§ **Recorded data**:
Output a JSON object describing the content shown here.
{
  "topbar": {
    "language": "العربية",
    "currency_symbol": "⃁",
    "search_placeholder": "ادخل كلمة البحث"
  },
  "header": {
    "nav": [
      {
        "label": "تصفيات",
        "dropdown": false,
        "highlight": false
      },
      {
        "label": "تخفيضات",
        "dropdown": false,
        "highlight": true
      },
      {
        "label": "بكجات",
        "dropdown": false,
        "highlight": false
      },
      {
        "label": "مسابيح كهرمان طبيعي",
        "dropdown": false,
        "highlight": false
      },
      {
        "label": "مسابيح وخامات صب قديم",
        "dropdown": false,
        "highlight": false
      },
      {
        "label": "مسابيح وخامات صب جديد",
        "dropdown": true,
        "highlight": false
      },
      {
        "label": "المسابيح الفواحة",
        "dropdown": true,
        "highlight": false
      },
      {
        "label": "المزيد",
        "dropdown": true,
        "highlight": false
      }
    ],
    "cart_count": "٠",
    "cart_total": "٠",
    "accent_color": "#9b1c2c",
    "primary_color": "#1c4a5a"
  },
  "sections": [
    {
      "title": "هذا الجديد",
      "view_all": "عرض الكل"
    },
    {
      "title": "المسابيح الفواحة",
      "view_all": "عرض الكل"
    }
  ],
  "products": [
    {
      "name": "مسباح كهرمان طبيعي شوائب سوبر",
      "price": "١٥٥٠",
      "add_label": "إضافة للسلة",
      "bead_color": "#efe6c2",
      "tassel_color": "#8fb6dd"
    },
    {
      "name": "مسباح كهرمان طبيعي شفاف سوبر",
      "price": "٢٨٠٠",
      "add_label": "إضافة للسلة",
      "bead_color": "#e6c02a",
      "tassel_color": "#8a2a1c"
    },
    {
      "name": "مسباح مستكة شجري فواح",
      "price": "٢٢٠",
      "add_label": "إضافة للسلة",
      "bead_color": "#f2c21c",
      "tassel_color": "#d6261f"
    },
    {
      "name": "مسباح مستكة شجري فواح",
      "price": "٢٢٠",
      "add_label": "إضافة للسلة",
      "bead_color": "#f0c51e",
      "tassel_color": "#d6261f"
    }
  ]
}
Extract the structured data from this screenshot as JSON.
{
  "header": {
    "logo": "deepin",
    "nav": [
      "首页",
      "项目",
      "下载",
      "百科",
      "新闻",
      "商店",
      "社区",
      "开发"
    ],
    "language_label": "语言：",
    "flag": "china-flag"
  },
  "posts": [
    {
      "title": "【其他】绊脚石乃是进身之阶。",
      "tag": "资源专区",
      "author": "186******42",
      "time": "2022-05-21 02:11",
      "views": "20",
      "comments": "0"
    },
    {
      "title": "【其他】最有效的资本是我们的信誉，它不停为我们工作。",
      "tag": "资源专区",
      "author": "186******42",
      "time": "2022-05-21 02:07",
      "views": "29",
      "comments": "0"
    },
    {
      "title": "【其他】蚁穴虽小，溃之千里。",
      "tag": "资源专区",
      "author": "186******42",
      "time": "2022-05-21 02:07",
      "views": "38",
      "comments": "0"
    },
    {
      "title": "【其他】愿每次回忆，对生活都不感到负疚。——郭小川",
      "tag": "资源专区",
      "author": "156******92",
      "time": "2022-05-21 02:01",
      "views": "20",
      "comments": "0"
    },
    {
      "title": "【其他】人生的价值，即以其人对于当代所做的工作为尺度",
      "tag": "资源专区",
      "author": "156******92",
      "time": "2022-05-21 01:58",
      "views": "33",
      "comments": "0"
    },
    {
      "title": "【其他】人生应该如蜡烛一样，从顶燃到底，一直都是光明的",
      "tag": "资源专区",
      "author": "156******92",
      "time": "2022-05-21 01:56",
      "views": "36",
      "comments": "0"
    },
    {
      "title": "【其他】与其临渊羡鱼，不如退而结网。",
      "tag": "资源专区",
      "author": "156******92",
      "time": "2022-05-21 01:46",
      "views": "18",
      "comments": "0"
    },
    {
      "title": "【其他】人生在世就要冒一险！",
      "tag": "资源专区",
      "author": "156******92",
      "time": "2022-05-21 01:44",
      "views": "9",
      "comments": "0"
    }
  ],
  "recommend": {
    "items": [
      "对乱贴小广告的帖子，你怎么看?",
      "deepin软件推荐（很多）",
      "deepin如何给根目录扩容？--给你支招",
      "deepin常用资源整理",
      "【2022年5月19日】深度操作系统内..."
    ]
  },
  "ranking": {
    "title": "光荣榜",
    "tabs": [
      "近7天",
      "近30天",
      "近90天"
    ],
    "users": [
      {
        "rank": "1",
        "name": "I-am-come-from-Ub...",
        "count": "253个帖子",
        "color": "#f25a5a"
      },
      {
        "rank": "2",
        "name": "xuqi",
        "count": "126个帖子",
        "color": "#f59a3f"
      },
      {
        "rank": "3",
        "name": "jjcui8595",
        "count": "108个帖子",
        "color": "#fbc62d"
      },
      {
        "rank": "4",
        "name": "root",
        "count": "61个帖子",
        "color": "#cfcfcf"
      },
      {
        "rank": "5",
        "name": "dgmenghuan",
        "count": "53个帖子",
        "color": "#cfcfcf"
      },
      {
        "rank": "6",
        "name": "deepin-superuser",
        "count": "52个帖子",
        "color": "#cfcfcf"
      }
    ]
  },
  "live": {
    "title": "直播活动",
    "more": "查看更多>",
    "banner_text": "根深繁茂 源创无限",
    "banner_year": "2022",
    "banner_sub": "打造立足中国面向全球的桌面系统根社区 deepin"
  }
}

§ **TO BE DONE**: Copy the entries above exactly, leaving none out.

§ **EXERCISE SOLUTION**:
Output a JSON object describing the content shown here.
{
  "topbar": {
    "language": "العربية",
    "currency_symbol": "⃁",
    "search_placeholder": "ادخل كلمة البحث"
  },
  "header": {
    "nav": [
      {
        "label": "تصفيات",
        "dropdown": false,
        "highlight": false
      },
      {
        "label": "تخفيضات",
        "dropdown": false,
        "highlight": true
      },
      {
        "label": "بكجات",
        "dropdown": false,
        "highlight": false
      },
      {
        "label": "مسابيح كهرمان طبيعي",
        "dropdown": false,
        "highlight": false
      },
      {
        "label": "مسابيح وخامات صب قديم",
        "dropdown": false,
        "highlight": false
      },
      {
        "label": "مسابيح وخامات صب جديد",
        "dropdown": true,
        "highlight": false
      },
      {
        "label": "المسابيح الفواحة",
        "dropdown": true,
        "highlight": false
      },
      {
        "label": "المزيد",
        "dropdown": true,
        "highlight": false
      }
    ],
    "cart_count": "٠",
    "cart_total": "٠",
    "accent_color": "#9b1c2c",
    "primary_color": "#1c4a5a"
  },
  "sections": [
    {
      "title": "هذا الجديد",
      "view_all": "عرض الكل"
    },
    {
      "title": "المسابيح الفواحة",
      "view_all": "عرض الكل"
    }
  ],
  "products": [
    {
      "name": "مسباح كهرمان طبيعي شوائب سوبر",
      "price": "١٥٥٠",
      "add_label": "إضافة للسلة",
      "bead_color": "#efe6c2",
      "tassel_color": "#8fb6dd"
    },
    {
      "name": "مسباح كهرمان طبيعي شفاف سوبر",
      "price": "٢٨٠٠",
      "add_label": "إضافة للسلة",
      "bead_color": "#e6c02a",
      "tassel_color": "#8a2a1c"
    },
    {
      "name": "مسباح مستكة شجري فواح",
      "price": "٢٢٠",
      "add_label": "إضافة للسلة",
      "bead_color": "#f2c21c",
      "tassel_color": "#d6261f"
    },
    {
      "name": "مسباح مستكة شجري فواح",
      "price": "٢٢٠",
      "add_label": "إضافة للسلة",
      "bead_color": "#f0c51e",
      "tassel_color": "#d6261f"
    }
  ]
}
Extract the structured data from this screenshot as JSON.
{
  "header": {
    "logo": "deepin",
    "nav": [
      "首页",
      "项目",
      "下载",
      "百科",
      "新闻",
      "商店",
      "社区",
      "开发"
    ],
    "language_label": "语言：",
    "flag": "china-flag"
  },
  "posts": [
    {
      "title": "【其他】绊脚石乃是进身之阶。",
      "tag": "资源专区",
      "author": "186******42",
      "time": "2022-05-21 02:11",
      "views": "20",
      "comments": "0"
    },
    {
      "title": "【其他】最有效的资本是我们的信誉，它不停为我们工作。",
      "tag": "资源专区",
      "author": "186******42",
      "time": "2022-05-21 02:07",
      "views": "29",
      "comments": "0"
    },
    {
      "title": "【其他】蚁穴虽小，溃之千里。",
      "tag": "资源专区",
      "author": "186******42",
      "time": "2022-05-21 02:07",
      "views": "38",
      "comments": "0"
    },
    {
      "title": "【其他】愿每次回忆，对生活都不感到负疚。——郭小川",
      "tag": "资源专区",
      "author": "156******92",
      "time": "2022-05-21 02:01",
      "views": "20",
      "comments": "0"
    },
    {
      "title": "【其他】人生的价值，即以其人对于当代所做的工作为尺度",
      "tag": "资源专区",
      "author": "156******92",
      "time": "2022-05-21 01:58",
      "views": "33",
      "comments": "0"
    },
    {
      "title": "【其他】人生应该如蜡烛一样，从顶燃到底，一直都是光明的",
      "tag": "资源专区",
      "author": "156******92",
      "time": "2022-05-21 01:56",
      "views": "36",
      "comments": "0"
    },
    {
      "title": "【其他】与其临渊羡鱼，不如退而结网。",
      "tag": "资源专区",
      "author": "156******92",
      "time": "2022-05-21 01:46",
      "views": "18",
      "comments": "0"
    },
    {
      "title": "【其他】人生在世就要冒一险！",
      "tag": "资源专区",
      "author": "156******92",
      "time": "2022-05-21 01:44",
      "views": "9",
      "comments": "0"
    }
  ],
  "recommend": {
    "items": [
      "对乱贴小广告的帖子，你怎么看?",
      "deepin软件推荐（很多）",
      "deepin如何给根目录扩容？--给你支招",
      "deepin常用资源整理",
      "【2022年5月19日】深度操作系统内..."
    ]
  },
  "ranking": {
    "title": "光荣榜",
    "tabs": [
      "近7天",
      "近30天",
      "近90天"
    ],
    "users": [
      {
        "rank": "1",
        "name": "I-am-come-from-Ub...",
        "count": "253个帖子",
        "color": "#f25a5a"
      },
      {
        "rank": "2",
        "name": "xuqi",
        "count": "126个帖子",
        "color": "#f59a3f"
      },
      {
        "rank": "3",
        "name": "jjcui8595",
        "count": "108个帖子",
        "color": "#fbc62d"
      },
      {
        "rank": "4",
        "name": "root",
        "count": "61个帖子",
        "color": "#cfcfcf"
      },
      {
        "rank": "5",
        "name": "dgmenghuan",
        "count": "53个帖子",
        "color": "#cfcfcf"
      },
      {
        "rank": "6",
        "name": "deepin-superuser",
        "count": "52个帖子",
        "color": "#cfcfcf"
      }
    ]
  },
  "live": {
    "title": "直播活动",
    "more": "查看更多>",
    "banner_text": "根深繁茂 源创无限",
    "banner_year": "2022",
    "banner_sub": "打造立足中国面向全球的桌面系统根社区 deepin"
  }
}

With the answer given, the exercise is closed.